**Goal:** Copy every line, leaving nothing out and adding nothing.
★ ★ ★
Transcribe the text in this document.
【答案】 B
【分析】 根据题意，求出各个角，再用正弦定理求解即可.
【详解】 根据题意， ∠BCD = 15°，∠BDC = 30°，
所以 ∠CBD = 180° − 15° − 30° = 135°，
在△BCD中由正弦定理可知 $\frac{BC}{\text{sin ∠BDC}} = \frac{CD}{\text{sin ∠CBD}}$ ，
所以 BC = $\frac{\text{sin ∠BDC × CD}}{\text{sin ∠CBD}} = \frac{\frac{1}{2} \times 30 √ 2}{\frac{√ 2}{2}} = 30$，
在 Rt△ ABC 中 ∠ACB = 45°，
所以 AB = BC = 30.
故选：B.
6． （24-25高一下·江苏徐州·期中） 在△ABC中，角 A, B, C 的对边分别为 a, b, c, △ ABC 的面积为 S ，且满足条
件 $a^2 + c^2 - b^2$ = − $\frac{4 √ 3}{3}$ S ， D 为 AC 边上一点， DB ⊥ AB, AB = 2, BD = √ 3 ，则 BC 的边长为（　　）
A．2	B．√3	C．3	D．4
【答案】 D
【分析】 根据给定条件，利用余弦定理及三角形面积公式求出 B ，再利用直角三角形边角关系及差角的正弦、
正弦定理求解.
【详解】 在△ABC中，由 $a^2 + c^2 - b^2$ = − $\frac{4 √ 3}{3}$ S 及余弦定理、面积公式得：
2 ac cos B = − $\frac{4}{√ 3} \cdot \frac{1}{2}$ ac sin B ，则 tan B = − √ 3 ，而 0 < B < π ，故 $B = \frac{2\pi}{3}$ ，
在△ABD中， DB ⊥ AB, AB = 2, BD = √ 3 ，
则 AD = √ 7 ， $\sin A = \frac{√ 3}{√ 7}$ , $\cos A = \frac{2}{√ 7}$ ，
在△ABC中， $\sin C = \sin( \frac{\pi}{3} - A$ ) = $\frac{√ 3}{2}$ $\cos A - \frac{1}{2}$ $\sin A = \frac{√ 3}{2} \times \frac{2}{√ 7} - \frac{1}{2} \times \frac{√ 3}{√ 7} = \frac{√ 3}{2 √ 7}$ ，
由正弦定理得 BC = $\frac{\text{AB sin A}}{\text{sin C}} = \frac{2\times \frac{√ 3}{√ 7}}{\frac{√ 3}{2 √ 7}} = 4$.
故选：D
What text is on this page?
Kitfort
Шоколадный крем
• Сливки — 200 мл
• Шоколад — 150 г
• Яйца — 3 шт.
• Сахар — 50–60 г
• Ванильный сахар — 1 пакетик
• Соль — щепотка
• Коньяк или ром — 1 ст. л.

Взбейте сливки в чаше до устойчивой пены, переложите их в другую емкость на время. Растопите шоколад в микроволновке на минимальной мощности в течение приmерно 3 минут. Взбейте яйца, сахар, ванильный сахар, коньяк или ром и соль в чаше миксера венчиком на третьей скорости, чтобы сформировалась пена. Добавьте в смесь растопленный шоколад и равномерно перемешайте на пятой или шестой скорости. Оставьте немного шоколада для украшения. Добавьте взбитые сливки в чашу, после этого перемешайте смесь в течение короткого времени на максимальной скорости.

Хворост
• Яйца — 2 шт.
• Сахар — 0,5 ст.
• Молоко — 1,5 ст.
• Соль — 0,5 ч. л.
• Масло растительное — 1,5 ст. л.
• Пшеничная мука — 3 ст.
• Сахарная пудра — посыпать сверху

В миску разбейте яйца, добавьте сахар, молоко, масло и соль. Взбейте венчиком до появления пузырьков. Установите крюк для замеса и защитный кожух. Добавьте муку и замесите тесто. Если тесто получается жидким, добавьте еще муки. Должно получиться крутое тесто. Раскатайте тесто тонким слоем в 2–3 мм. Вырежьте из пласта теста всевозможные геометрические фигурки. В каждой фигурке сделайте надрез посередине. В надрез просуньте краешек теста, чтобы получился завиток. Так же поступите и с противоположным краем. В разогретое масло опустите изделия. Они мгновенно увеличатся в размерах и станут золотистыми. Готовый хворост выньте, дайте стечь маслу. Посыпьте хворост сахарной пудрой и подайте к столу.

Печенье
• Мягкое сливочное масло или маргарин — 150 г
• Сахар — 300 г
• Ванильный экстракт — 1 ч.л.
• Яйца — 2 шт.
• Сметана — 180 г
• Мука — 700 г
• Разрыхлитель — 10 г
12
★ ★ ★
**Solution:**
Transcribe the text in this document.
【答案】 B
【分析】 根据题意，求出各个角，再用正弦定理求解即可.
【详解】 根据题意， ∠BCD = 15°，∠BDC = 30°，
所以 ∠CBD = 180° − 15° − 30° = 135°，
在△BCD中由正弦定理可知 $\frac{BC}{\text{sin ∠BDC}} = \frac{CD}{\text{sin ∠CBD}}$ ，
所以 BC = $\frac{\text{sin ∠BDC × CD}}{\text{sin ∠CBD}} = \frac{\frac{1}{2} \times 30 √ 2}{\frac{√ 2}{2}} = 30$，
在 Rt△ ABC 中 ∠ACB = 45°，
所以 AB = BC = 30.
故选：B.
6． （24-25高一下·江苏徐州·期中） 在△ABC中，角 A, B, C 的对边分别为 a, b, c, △ ABC 的面积为 S ，且满足条
件 $a^2 + c^2 - b^2$ = − $\frac{4 √ 3}{3}$ S ， D 为 AC 边上一点， DB ⊥ AB, AB = 2, BD = √ 3 ，则 BC 的边长为（　　）
A．2	B．√3	C．3	D．4
【答案】 D
【分析】 根据给定条件，利用余弦定理及三角形面积公式求出 B ，再利用直角三角形边角关系及差角的正弦、
正弦定理求解.
【详解】 在△ABC中，由 $a^2 + c^2 - b^2$ = − $\frac{4 √ 3}{3}$ S 及余弦定理、面积公式得：
2 ac cos B = − $\frac{4}{√ 3} \cdot \frac{1}{2}$ ac sin B ，则 tan B = − √ 3 ，而 0 < B < π ，故 $B = \frac{2\pi}{3}$ ，
在△ABD中， DB ⊥ AB, AB = 2, BD = √ 3 ，
则 AD = √ 7 ， $\sin A = \frac{√ 3}{√ 7}$ , $\cos A = \frac{2}{√ 7}$ ，
在△ABC中， $\sin C = \sin( \frac{\pi}{3} - A$ ) = $\frac{√ 3}{2}$ $\cos A - \frac{1}{2}$ $\sin A = \frac{√ 3}{2} \times \frac{2}{√ 7} - \frac{1}{2} \times \frac{√ 3}{√ 7} = \frac{√ 3}{2 √ 7}$ ，
由正弦定理得 BC = $\frac{\text{AB sin A}}{\text{sin C}} = \frac{2\times \frac{√ 3}{√ 7}}{\frac{√ 3}{2 √ 7}} = 4$.
故选：D
What text is on this page?
Kitfort
Шоколадный крем
• Сливки — 200 мл
• Шоколад — 150 г
• Яйца — 3 шт.
• Сахар — 50–60 г
• Ванильный сахар — 1 пакетик
• Соль — щепотка
• Коньяк или ром — 1 ст. л.

Взбейте сливки в чаше до устойчивой пены, переложите их в другую емкость на время. Растопите шоколад в микроволновке на минимальной мощности в течение приmерно 3 минут. Взбейте яйца, сахар, ванильный сахар, коньяк или ром и соль в чаше миксера венчиком на третьей скорости, чтобы сформировалась пена. Добавьте в смесь растопленный шоколад и равномерно перемешайте на пятой или шестой скорости. Оставьте немного шоколада для украшения. Добавьте взбитые сливки в чашу, после этого перемешайте смесь в течение короткого времени на максимальной скорости.

Хворост
• Яйца — 2 шт.
• Сахар — 0,5 ст.
• Молоко — 1,5 ст.
• Соль — 0,5 ч. л.
• Масло растительное — 1,5 ст. л.
• Пшеничная мука — 3 ст.
• Сахарная пудра — посыпать сверху

В миску разбейте яйца, добавьте сахар, молоко, масло и соль. Взбейте венчиком до появления пузырьков. Установите крюк для замеса и защитный кожух. Добавьте муку и замесите тесто. Если тесто получается жидким, добавьте еще муки. Должно получиться крутое тесто. Раскатайте тесто тонким слоем в 2–3 мм. Вырежьте из пласта теста всевозможные геометрические фигурки. В каждой фигурке сделайте надрез посередине. В надрез просуньте краешек теста, чтобы получился завиток. Так же поступите и с противоположным краем. В разогретое масло опустите изделия. Они мгновенно увеличатся в размерах и станут золотистыми. Готовый хворост выньте, дайте стечь маслу. Посыпьте хворост сахарной пудрой и подайте к столу.

Печенье
• Мягкое сливочное масло или маргарин — 150 г
• Сахар — 300 г
• Ванильный экстракт — 1 ч.л.
• Яйца — 2 шт.
• Сметана — 180 г
• Мука — 700 г
• Разрыхлитель — 10 г
12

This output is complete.